■ GIVEN EXERCISE:
Copy the lines holding the word "common", all of them.

■ RECORDS PROVIDED:
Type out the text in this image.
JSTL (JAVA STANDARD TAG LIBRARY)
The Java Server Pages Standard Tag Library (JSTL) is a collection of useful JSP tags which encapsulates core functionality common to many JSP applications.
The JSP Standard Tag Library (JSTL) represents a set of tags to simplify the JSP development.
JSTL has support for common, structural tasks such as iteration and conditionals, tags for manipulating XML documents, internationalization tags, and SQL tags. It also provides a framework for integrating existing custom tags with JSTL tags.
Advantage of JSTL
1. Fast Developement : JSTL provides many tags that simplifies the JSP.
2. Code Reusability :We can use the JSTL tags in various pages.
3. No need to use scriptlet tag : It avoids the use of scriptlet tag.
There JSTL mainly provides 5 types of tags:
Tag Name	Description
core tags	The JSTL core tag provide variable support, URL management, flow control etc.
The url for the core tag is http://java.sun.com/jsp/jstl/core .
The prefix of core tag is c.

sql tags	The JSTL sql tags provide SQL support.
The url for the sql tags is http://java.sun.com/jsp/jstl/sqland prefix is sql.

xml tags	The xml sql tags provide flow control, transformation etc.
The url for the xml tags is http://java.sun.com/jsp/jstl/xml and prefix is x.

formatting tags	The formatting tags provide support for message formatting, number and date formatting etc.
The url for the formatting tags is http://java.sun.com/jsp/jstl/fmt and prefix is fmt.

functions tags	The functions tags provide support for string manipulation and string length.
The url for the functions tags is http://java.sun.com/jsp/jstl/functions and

■ RESPONSE:
The Java Server Pages Standard Tag Library (JSTL) is a collection of useful JSP tags which encapsulates core functionality common to many JSP applications.
JSTL has support for common, structural tasks such as iteration and conditionals, tags for manipulating XML documents, internationalization tags, and SQL tags. It also provides a framework for integrating existing custom tags with JSTL tags.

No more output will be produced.